Text extract =>
<<<<

Trump during his campaign claimed he could end the war within a day by forcing the two sides to the table to agree on a peace deal. The Republican president-elect believes the U.S. is sending too much money to Ukraine in the form of military aid.

Russia's war on Ukraine has ground to a bloody stalemate in recent months, with neither side able to decisively break the deadlock. Russia launched its full invasion of Ukraine in February 2022, though the conflict broke out in 2014 when its forces annexed Crimea.

Ukraine has steadily received hundreds of billions of dollars in military aid from the U.S. and other Western allies. But Kyiv pleads for much more than it currently gets, arguing it is defending the whole of Europe against Russia's broader imperial ambitions.

>>>>

Set tasks =>
(A) From the passage on the war in Ukraine, transcribe the section that begins at the words "Trump during his" and stops after "of military aid.".
(B) Pick up the passage on the war in Ukraine after its last sentence and write what comes next.

Dataset content =>
<<<<

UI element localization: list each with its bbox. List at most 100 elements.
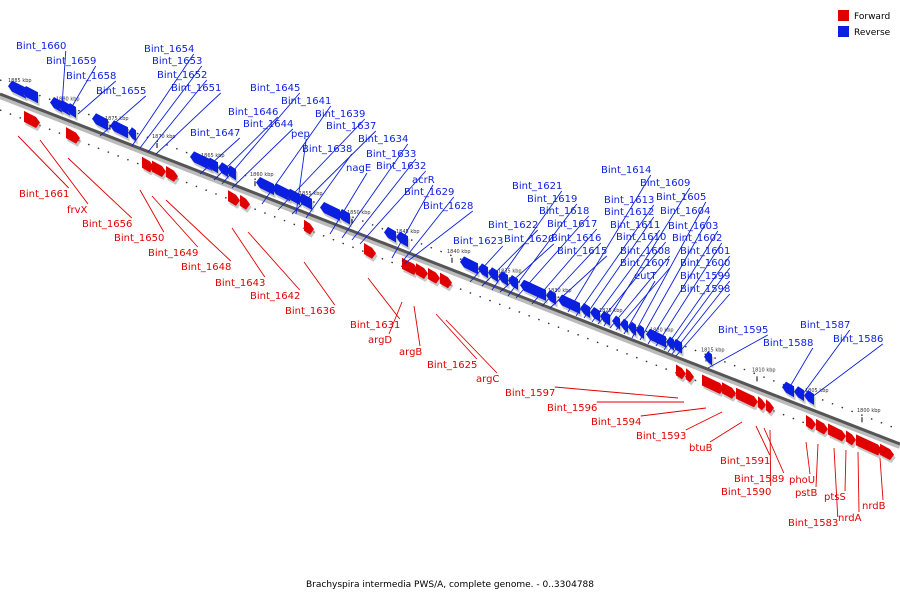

>>>>

Task responses =>
(A)
Trump during his campaign claimed he could end the war within a day by forcing the two sides to the table to agree on a peace deal. The Republican president-elect believes the U.S. is sending too much money to Ukraine in the form of military aid.

(B)
Russia, meanwhile, has struggled with huge troop and equipment losses, relying on military trade and aid from partners such as China, Iran, and North Korea in order to sustain an invasion that, from Moscow's original plans, should have been over in weeks.

President Volodymyr Zelensky of Ukraine has said he not only wants to definitively repel Russia's invasion, he also wants to recapture territories lost to Russian President Vladimir Putin since 2014, including Crimea and the Donbass.

Trump's victory makes both of those scenarios look even less likely than before. So, has Trump's win cost Ukraine the war? Newsweek put the question to experts in geopolitics and international relations. Here's what they said:

Donald Trump Ukraine war
Inset, former U.S. President and Republican presidential candidate Donald Trump gestures during a campaign rally at PPG Paints Arena in Pittsburgh, Pennsylvania on November 4, 2024. Main image, Ukrainian servicemen of the 26th artillery brigade... CHARLY TRIBALLEAU/GENYA SAVILOV/AFP/Getty Images/

Fabrice Pothier, CEO, Rasmussen Global

One thing we know about Donald Trump is that he does not want to be seen as having made a bad deal. If he hands Putin a victory, it would be seen as a humiliating defeat for the United States—and he would not want to own that.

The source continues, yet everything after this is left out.